In the listing below, find every line containing "maxc" and copy it out.

EXERCISE MATERIALS.
################
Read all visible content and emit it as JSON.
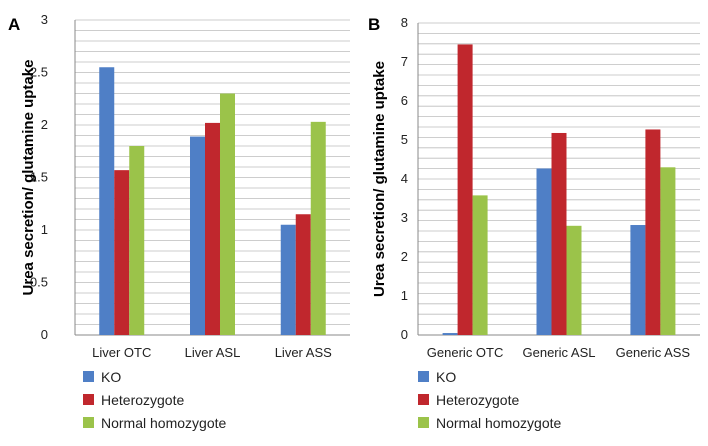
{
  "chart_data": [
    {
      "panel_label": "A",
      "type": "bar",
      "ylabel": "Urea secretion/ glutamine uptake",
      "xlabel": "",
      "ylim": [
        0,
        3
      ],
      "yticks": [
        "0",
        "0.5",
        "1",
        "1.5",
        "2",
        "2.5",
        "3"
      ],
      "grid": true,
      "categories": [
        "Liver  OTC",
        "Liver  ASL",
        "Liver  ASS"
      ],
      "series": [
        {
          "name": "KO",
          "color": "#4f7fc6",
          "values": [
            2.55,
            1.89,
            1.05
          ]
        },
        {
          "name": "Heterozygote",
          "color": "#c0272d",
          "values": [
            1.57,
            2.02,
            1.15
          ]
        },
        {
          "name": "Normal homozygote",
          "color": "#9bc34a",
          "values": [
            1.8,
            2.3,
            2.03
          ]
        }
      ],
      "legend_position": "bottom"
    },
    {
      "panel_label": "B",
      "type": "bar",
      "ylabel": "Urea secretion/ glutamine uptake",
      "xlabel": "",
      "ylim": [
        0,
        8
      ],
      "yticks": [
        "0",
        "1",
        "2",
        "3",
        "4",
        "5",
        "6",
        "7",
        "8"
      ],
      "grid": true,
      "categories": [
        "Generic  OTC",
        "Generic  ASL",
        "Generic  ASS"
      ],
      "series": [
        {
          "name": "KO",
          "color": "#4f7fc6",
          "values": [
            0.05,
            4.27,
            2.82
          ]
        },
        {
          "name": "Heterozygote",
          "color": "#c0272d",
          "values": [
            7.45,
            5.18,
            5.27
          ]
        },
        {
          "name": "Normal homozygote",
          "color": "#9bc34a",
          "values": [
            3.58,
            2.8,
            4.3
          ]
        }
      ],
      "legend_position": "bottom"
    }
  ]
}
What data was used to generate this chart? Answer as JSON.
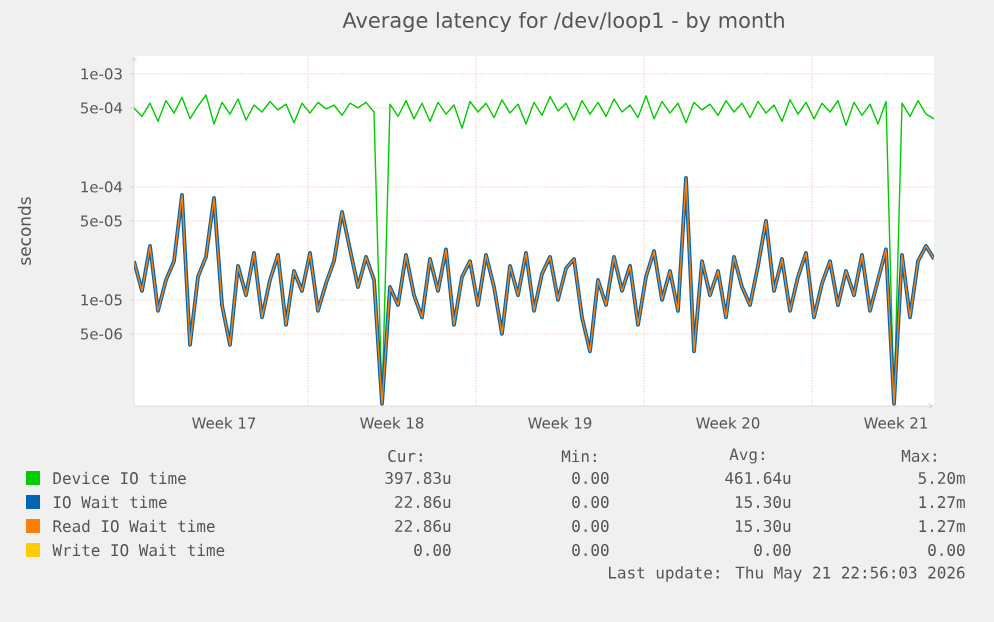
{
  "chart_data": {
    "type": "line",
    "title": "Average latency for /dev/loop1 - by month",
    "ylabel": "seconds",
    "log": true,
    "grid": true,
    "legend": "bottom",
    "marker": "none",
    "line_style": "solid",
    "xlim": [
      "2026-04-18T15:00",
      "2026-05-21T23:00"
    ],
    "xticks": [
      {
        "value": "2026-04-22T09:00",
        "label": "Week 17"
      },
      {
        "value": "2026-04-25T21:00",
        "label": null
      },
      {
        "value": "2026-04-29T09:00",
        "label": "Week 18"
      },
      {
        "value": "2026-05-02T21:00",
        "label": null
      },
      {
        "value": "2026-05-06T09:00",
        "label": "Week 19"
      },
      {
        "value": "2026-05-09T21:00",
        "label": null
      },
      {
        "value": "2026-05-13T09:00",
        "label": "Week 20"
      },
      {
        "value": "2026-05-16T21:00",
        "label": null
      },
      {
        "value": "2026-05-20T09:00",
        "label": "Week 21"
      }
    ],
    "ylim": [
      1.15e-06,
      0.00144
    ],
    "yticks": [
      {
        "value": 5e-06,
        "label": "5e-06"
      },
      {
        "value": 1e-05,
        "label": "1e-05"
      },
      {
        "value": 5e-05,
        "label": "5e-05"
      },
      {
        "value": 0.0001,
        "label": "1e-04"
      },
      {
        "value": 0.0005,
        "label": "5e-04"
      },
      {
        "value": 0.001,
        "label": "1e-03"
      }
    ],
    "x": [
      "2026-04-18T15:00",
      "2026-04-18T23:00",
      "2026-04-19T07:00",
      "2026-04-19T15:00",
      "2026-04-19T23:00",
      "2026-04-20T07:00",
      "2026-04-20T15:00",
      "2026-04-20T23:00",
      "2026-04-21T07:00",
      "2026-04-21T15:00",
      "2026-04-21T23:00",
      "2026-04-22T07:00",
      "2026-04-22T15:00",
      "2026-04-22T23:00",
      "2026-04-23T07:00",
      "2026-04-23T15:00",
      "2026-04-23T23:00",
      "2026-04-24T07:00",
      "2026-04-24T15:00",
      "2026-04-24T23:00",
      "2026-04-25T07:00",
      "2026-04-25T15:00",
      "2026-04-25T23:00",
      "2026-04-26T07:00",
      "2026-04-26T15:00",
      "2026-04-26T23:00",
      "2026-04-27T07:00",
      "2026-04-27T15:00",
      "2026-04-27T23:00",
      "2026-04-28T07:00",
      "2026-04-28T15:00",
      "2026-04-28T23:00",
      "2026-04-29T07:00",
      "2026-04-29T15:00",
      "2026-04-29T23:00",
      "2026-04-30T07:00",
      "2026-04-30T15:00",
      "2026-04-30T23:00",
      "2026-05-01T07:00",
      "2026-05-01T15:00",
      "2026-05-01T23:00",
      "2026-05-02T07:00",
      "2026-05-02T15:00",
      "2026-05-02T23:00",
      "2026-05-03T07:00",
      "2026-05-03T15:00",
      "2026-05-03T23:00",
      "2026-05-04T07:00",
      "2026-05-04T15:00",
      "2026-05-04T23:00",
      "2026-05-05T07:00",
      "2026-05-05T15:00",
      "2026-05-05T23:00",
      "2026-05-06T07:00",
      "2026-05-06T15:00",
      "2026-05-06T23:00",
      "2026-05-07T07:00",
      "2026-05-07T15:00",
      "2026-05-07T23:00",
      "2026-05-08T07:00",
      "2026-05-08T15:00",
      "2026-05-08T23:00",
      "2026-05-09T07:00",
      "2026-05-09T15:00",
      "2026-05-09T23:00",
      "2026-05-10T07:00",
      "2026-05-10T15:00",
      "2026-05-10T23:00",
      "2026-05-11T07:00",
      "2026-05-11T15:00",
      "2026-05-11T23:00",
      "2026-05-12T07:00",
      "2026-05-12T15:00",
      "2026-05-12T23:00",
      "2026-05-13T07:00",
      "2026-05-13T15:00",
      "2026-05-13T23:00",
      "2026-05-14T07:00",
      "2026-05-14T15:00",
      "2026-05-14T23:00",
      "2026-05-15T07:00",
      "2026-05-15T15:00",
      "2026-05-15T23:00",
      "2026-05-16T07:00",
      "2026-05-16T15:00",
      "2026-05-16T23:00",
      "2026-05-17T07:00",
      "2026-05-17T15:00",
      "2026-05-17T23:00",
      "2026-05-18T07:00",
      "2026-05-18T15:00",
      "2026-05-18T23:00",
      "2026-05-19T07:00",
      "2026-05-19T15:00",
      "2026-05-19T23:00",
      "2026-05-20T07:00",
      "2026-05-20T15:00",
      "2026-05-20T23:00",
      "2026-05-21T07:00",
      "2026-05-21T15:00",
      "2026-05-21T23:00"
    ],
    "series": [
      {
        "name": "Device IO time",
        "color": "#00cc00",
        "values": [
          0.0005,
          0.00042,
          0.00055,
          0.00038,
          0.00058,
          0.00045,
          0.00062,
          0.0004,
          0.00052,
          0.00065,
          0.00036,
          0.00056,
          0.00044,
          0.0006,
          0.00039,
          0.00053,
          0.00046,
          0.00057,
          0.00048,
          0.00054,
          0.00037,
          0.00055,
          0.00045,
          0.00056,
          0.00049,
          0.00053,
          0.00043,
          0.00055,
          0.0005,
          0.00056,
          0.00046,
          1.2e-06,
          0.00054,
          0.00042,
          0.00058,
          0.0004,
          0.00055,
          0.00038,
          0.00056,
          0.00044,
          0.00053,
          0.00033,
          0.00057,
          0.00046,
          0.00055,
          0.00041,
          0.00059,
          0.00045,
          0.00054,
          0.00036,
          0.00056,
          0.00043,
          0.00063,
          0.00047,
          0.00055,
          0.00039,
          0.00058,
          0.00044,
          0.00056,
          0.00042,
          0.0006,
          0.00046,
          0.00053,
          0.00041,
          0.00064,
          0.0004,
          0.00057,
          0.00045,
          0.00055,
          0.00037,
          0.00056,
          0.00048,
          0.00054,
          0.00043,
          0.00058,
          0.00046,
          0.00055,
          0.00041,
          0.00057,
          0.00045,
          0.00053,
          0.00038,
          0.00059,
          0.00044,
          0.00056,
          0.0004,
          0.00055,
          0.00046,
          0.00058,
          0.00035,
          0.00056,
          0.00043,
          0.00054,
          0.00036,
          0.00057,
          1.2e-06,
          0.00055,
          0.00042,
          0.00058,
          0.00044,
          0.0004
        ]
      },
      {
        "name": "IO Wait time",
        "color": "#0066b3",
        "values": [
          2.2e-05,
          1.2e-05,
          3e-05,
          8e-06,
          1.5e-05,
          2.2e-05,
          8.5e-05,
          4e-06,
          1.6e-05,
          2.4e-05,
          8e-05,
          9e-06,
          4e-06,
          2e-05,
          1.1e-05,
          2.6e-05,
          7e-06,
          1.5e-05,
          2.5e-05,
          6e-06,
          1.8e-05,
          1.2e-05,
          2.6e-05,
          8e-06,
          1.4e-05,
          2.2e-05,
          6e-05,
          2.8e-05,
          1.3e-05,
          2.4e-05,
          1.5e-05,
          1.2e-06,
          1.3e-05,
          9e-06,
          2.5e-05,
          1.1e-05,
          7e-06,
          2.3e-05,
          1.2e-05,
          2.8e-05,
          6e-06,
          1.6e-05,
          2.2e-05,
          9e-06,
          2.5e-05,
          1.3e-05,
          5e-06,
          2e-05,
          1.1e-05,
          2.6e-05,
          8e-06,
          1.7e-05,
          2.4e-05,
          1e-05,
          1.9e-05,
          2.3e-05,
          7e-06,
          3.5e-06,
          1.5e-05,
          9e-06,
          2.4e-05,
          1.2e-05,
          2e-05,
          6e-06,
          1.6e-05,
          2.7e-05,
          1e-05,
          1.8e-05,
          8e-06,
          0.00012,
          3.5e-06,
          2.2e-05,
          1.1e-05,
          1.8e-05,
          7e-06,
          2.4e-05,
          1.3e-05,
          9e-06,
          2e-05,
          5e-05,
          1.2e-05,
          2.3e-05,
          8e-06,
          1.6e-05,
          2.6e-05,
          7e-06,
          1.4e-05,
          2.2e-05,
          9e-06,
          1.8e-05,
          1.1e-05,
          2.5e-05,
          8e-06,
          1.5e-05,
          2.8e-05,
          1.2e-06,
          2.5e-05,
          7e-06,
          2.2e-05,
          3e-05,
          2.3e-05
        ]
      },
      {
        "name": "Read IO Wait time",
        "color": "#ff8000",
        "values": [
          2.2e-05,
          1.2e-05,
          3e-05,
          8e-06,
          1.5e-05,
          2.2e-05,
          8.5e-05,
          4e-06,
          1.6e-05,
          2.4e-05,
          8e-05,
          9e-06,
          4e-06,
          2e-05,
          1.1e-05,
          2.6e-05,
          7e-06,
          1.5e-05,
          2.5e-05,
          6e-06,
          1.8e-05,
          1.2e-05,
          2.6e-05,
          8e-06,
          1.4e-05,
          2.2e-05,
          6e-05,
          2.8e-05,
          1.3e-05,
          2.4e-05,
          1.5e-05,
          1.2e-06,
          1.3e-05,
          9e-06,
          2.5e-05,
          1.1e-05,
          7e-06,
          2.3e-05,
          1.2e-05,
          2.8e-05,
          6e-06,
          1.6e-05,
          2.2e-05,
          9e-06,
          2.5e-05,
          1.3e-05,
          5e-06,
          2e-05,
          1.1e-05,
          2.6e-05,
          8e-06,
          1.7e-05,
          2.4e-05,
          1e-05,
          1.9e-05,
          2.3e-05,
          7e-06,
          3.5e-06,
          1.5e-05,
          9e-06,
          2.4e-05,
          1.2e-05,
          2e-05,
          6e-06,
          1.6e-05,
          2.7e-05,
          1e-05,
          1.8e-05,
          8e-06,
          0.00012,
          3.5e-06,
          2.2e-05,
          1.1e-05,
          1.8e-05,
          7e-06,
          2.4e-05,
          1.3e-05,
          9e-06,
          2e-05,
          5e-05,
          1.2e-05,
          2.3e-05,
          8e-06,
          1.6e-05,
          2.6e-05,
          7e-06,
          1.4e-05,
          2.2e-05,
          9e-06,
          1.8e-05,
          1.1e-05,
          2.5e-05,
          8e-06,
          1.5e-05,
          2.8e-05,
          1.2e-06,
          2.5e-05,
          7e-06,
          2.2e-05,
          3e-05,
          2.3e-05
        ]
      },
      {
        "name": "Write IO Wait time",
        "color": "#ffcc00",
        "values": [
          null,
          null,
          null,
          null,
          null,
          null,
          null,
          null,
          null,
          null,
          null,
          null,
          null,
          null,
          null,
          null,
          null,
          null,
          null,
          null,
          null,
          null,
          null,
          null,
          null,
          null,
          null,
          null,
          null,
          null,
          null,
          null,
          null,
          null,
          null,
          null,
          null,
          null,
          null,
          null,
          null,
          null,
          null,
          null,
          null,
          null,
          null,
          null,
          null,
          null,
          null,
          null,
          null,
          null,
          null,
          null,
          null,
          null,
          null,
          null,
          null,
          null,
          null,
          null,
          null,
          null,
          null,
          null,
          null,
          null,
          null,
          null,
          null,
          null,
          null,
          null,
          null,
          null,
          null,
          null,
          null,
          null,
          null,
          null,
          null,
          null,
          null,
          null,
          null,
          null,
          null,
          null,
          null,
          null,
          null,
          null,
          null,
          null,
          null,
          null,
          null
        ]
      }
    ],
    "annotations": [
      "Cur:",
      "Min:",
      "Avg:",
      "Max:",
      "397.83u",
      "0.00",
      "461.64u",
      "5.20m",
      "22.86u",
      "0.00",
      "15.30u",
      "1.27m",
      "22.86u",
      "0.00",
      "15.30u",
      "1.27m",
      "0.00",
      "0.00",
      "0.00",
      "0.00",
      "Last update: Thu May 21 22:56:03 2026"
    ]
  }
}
################
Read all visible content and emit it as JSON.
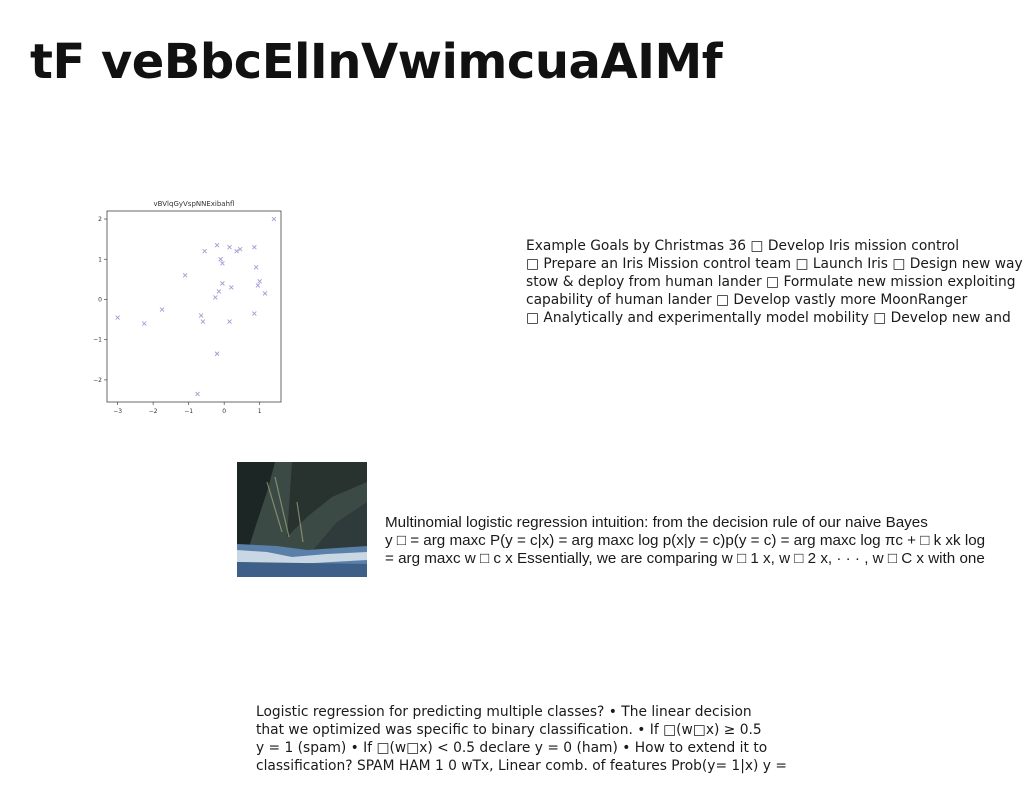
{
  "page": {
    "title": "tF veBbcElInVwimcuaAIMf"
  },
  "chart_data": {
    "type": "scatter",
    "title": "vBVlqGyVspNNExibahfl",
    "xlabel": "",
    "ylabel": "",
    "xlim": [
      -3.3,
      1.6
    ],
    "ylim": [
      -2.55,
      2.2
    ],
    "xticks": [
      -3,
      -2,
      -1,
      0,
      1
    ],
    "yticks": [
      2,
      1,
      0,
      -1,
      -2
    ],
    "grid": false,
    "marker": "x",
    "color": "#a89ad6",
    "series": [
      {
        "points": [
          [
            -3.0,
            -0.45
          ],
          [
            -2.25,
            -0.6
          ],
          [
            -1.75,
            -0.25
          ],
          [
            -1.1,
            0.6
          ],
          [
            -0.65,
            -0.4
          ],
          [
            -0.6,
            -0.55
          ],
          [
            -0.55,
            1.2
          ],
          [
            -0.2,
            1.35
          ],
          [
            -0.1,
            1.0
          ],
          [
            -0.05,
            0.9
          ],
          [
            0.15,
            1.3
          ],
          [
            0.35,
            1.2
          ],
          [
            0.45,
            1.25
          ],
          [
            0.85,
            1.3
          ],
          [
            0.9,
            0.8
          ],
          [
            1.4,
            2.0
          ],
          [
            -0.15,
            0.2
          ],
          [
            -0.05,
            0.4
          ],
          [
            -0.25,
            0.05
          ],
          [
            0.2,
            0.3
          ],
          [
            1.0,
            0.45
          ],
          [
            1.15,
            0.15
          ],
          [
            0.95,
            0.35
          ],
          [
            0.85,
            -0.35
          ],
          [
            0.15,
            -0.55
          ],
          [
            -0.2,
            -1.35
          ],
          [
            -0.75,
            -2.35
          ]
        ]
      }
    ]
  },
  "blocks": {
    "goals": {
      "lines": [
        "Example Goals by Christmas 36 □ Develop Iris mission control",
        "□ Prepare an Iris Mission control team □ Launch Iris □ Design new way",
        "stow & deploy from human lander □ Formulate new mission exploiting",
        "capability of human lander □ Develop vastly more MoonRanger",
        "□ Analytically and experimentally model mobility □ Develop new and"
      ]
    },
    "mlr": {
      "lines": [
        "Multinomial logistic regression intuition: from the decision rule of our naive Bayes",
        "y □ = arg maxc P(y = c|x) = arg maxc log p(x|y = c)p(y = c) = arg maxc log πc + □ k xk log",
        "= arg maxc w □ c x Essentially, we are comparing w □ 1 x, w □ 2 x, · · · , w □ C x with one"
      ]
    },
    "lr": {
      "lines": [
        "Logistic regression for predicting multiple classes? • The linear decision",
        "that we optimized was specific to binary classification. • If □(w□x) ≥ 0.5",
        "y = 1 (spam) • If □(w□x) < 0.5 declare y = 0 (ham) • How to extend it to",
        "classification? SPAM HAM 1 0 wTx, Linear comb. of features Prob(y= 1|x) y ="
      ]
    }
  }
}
################
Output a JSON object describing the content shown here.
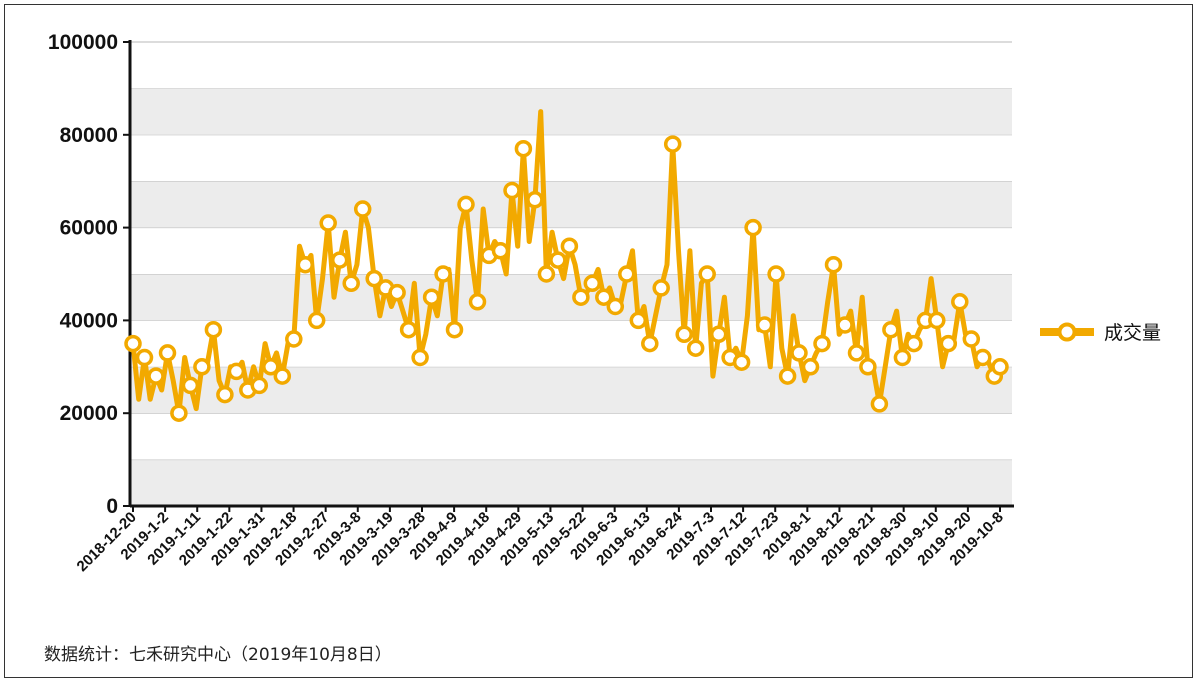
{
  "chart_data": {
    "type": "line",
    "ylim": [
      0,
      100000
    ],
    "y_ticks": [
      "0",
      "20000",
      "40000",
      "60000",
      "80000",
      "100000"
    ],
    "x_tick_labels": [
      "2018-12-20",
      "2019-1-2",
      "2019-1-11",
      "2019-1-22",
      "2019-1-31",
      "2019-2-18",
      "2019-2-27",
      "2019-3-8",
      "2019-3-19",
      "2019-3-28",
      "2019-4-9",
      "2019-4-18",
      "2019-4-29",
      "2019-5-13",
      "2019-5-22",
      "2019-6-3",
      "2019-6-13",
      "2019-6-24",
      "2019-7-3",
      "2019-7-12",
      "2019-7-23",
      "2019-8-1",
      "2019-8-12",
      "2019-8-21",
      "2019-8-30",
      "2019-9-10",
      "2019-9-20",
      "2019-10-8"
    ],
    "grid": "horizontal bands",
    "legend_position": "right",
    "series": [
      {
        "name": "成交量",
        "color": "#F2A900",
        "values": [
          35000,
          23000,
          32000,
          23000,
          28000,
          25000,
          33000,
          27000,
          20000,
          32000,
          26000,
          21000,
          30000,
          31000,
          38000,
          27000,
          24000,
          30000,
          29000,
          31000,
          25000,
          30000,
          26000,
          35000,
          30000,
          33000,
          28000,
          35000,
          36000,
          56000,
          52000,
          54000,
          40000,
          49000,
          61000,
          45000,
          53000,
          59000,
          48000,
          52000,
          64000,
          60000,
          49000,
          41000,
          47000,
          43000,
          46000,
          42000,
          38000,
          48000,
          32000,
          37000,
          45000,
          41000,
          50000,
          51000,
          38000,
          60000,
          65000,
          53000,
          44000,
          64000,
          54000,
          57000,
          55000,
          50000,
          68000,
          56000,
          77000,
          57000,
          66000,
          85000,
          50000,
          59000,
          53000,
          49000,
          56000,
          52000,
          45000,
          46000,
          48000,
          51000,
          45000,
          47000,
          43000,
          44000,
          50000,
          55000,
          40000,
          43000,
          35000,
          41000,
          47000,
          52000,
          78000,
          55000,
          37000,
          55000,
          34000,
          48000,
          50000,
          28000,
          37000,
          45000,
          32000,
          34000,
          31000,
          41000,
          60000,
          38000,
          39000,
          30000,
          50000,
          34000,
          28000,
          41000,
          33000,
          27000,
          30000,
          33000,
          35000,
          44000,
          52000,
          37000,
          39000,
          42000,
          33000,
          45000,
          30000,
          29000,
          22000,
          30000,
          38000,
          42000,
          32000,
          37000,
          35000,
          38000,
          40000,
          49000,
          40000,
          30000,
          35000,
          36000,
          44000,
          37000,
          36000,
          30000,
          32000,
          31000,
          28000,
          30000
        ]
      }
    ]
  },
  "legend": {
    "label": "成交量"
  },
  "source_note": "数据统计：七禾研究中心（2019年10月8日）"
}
################
FINAL RESULT.
        "y □ = arg maxc P(y = c|x) = arg maxc log p(x|y = c)p(y = c) = arg maxc log πc + □ k xk log",
        "= arg maxc w □ c x Essentially, we are comparing w □ 1 x, w □ 2 x, · · · , w □ C x with one"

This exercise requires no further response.